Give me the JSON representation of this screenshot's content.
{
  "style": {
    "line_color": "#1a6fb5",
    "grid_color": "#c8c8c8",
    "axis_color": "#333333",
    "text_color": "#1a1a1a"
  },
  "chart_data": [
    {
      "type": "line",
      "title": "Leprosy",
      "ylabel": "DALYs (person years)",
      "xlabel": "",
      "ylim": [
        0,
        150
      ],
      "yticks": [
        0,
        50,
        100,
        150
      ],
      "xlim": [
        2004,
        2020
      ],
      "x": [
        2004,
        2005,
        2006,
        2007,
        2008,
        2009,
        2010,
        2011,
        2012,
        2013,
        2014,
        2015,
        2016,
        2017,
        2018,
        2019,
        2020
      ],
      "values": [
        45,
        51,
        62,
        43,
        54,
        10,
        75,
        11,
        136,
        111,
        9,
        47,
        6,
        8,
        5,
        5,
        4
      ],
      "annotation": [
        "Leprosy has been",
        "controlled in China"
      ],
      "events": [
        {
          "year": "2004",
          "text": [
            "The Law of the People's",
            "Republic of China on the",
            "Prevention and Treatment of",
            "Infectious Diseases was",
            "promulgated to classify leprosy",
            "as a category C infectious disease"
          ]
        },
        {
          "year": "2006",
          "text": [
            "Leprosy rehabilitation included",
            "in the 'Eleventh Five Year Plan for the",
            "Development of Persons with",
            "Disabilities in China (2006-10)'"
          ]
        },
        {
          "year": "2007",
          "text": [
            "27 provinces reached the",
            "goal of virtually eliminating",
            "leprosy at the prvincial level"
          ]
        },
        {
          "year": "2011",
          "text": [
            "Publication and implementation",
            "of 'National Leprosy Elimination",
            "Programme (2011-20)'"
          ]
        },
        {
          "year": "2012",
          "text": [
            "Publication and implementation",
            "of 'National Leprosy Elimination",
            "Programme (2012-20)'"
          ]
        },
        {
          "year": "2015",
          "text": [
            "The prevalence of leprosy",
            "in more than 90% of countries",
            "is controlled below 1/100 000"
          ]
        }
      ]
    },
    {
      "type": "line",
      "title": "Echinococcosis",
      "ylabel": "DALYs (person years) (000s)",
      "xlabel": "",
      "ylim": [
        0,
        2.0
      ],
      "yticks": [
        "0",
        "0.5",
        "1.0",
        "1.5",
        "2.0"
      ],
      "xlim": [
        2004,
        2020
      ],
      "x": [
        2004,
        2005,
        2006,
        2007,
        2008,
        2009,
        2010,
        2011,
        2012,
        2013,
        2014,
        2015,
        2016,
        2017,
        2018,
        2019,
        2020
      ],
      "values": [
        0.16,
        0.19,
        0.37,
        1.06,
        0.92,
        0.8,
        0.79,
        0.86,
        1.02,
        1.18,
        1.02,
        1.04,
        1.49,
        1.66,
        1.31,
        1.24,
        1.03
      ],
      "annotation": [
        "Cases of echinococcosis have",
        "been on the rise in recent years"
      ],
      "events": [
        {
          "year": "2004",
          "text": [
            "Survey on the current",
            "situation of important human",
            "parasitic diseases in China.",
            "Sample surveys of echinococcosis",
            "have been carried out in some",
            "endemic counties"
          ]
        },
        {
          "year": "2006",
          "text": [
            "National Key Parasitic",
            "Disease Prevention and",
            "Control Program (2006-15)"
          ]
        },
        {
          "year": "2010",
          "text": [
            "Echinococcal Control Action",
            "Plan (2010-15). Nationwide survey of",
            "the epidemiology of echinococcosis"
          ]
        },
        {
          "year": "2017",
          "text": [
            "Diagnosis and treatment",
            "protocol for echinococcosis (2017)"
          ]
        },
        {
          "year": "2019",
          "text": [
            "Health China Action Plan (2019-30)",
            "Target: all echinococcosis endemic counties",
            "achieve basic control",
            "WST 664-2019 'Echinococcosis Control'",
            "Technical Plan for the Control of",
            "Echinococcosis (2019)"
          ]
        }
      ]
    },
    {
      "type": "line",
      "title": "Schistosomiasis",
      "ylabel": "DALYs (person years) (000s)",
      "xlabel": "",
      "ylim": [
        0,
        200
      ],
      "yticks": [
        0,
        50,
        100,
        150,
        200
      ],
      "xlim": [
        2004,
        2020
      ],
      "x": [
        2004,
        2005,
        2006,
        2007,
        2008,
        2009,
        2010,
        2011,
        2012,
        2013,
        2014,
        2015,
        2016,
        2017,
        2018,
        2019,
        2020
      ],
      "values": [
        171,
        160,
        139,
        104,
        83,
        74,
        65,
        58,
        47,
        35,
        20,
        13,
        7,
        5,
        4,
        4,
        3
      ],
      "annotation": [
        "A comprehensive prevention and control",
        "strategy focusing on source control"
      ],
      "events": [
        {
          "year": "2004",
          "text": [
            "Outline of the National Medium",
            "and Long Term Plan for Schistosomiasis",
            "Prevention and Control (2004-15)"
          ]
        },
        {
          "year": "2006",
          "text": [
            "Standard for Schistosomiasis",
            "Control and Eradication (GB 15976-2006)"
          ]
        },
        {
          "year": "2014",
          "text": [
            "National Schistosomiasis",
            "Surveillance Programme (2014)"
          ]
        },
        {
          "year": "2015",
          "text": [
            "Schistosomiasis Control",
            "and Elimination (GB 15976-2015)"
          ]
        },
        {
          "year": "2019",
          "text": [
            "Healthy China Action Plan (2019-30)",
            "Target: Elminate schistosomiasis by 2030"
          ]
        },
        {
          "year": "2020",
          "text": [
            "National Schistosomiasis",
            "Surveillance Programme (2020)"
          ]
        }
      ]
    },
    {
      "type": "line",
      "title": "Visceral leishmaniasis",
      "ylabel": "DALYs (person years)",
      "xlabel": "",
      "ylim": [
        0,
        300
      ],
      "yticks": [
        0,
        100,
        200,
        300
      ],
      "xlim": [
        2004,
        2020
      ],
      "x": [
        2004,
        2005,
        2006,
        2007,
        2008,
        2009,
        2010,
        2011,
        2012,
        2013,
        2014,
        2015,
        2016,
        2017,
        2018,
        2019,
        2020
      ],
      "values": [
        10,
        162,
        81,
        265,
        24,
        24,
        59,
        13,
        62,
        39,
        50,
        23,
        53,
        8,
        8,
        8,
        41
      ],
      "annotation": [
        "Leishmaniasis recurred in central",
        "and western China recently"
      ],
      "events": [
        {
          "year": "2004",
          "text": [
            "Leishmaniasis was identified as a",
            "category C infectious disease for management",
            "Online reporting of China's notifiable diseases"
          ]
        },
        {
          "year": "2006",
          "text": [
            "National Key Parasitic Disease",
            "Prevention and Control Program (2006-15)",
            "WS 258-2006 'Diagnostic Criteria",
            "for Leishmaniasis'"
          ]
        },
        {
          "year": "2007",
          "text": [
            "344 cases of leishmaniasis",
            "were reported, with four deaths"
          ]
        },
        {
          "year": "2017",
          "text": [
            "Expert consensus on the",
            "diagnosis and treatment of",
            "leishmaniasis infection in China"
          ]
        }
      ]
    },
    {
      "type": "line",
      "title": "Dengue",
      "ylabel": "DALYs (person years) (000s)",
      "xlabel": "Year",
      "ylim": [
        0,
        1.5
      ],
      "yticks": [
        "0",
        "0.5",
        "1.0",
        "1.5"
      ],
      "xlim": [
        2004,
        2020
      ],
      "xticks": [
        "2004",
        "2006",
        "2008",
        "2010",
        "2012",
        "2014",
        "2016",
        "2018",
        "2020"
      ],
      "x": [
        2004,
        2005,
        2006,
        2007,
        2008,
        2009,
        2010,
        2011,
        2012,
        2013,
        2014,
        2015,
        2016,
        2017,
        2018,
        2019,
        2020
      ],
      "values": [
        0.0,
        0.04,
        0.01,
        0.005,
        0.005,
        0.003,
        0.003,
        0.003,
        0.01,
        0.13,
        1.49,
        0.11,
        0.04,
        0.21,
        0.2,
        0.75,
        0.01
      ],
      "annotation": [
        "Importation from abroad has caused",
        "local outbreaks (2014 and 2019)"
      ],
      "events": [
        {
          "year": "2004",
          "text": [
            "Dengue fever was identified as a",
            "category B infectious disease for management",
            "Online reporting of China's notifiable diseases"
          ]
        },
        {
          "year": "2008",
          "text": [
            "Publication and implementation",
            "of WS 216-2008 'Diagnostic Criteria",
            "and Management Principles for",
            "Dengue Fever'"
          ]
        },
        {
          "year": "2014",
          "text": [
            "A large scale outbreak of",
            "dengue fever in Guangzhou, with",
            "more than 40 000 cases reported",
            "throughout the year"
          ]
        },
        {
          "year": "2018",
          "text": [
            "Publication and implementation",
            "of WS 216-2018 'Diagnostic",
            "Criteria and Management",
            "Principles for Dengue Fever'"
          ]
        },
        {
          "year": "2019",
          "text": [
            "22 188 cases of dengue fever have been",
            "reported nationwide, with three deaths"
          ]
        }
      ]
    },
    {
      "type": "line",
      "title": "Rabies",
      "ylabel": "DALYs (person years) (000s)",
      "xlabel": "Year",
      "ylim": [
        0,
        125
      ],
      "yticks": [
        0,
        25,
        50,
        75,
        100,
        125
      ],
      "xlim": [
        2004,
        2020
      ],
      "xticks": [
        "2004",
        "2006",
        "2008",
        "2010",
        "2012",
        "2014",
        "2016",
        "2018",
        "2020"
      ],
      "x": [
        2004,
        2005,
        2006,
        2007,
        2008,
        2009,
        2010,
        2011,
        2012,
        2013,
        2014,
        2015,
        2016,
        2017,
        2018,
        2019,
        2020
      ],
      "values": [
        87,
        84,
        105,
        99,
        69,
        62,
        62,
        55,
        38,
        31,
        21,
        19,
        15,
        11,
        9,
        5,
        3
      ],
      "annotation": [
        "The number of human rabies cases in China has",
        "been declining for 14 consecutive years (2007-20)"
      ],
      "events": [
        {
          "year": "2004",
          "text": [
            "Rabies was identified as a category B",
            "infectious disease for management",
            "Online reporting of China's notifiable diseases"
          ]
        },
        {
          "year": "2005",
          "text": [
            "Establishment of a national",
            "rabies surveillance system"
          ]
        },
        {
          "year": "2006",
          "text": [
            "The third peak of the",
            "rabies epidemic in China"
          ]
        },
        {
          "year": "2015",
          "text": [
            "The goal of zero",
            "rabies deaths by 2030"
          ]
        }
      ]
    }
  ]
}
• • • • •
Isolate the lines that hold the word "been" and copy all of them.

**RESULT OF THIS EXERCISE:**
        "Leprosy has been",
        "been on the rise in recent years"
            "have been carried out in some",
            "22 188 cases of dengue fever have been",
        "been declining for 14 consecutive years (2007-20)"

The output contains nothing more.